* _Data section_
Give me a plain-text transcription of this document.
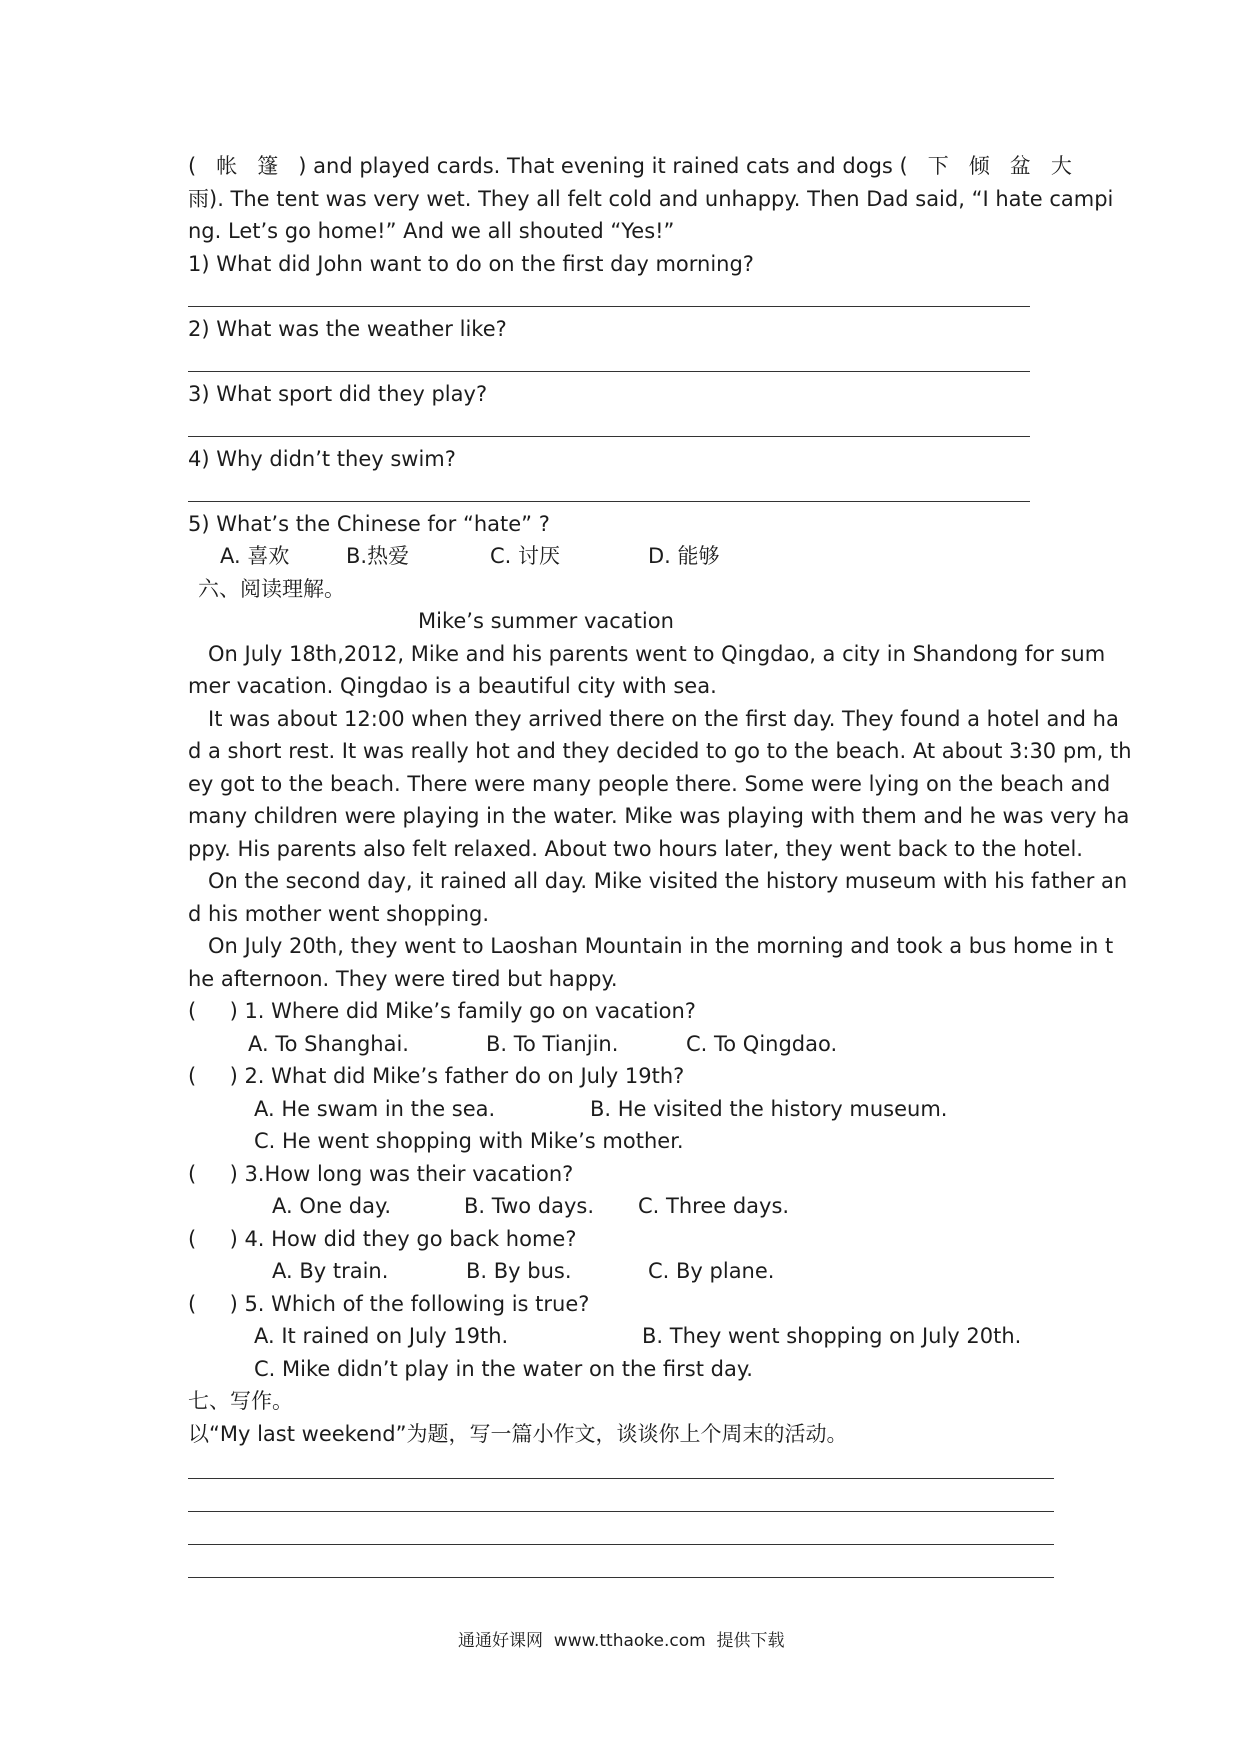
(   帐   篷   ) and played cards. That evening it rained cats and dogs (   下   倾   盆   大
雨). The tent was very wet. They all felt cold and unhappy. Then Dad said, “I hate campi
ng. Let’s go home!” And we all shouted “Yes!”
1) What did John want to do on the first day morning?
2) What was the weather like?
3) What sport did they play?
4) Why didn’t they swim?
5) What’s the Chinese for “hate” ?
A. 喜欢	B.热爱	C. 讨厌	D. 能够
六、阅读理解。
Mike’s summer vacation
On July 18th,2012, Mike and his parents went to Qingdao, a city in Shandong for sum
mer vacation. Qingdao is a beautiful city with sea.
It was about 12:00 when they arrived there on the first day. They found a hotel and ha
d a short rest. It was really hot and they decided to go to the beach. At about 3:30 pm, th
ey got to the beach. There were many people there. Some were lying on the beach and
many children were playing in the water. Mike was playing with them and he was very ha
ppy. His parents also felt relaxed. About two hours later, they went back to the hotel.
On the second day, it rained all day. Mike visited the history museum with his father an
d his mother went shopping.
On July 20th, they went to Laoshan Mountain in the morning and took a bus home in t
he afternoon. They were tired but happy.
(     ) 1. Where did Mike’s family go on vacation?
A. To Shanghai.	B. To Tianjin.	C. To Qingdao.
(     ) 2. What did Mike’s father do on July 19th?
A. He swam in the sea.	B. He visited the history museum.
C. He went shopping with Mike’s mother.
(     ) 3.How long was their vacation?
A. One day.	B. Two days. C. Three days.
(     ) 4. How did they go back home?
A. By train.	B. By bus.	C. By plane.
(     ) 5. Which of the following is true?
A. It rained on July 19th.	B. They went shopping on July 20th.
C. Mike didn’t play in the water on the first day.
七、写作。
以“My last weekend”为题，写一篇小作文，谈谈你上个周末的活动。
通通好课网  www.tthaoke.com  提供下载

* _Problem to solve_
Retype each record exactly as it stands, but do not include the pictures.

* _Exercise solution_
Give me a plain-text transcription of this document.
(   帐   篷   ) and played cards. That evening it rained cats and dogs (   下   倾   盆   大
雨). The tent was very wet. They all felt cold and unhappy. Then Dad said, “I hate campi
ng. Let’s go home!” And we all shouted “Yes!”
1) What did John want to do on the first day morning?
2) What was the weather like?
3) What sport did they play?
4) Why didn’t they swim?
5) What’s the Chinese for “hate” ?
A. 喜欢	B.热爱	C. 讨厌	D. 能够
六、阅读理解。
Mike’s summer vacation
On July 18th,2012, Mike and his parents went to Qingdao, a city in Shandong for sum
mer vacation. Qingdao is a beautiful city with sea.
It was about 12:00 when they arrived there on the first day. They found a hotel and ha
d a short rest. It was really hot and they decided to go to the beach. At about 3:30 pm, th
ey got to the beach. There were many people there. Some were lying on the beach and
many children were playing in the water. Mike was playing with them and he was very ha
ppy. His parents also felt relaxed. About two hours later, they went back to the hotel.
On the second day, it rained all day. Mike visited the history museum with his father an
d his mother went shopping.
On July 20th, they went to Laoshan Mountain in the morning and took a bus home in t
he afternoon. They were tired but happy.
(     ) 1. Where did Mike’s family go on vacation?
A. To Shanghai.	B. To Tianjin.	C. To Qingdao.
(     ) 2. What did Mike’s father do on July 19th?
A. He swam in the sea.	B. He visited the history museum.
C. He went shopping with Mike’s mother.
(     ) 3.How long was their vacation?
A. One day.	B. Two days. C. Three days.
(     ) 4. How did they go back home?
A. By train.	B. By bus.	C. By plane.
(     ) 5. Which of the following is true?
A. It rained on July 19th.	B. They went shopping on July 20th.
C. Mike didn’t play in the water on the first day.
七、写作。
以“My last weekend”为题，写一篇小作文，谈谈你上个周末的活动。
通通好课网  www.tthaoke.com  提供下载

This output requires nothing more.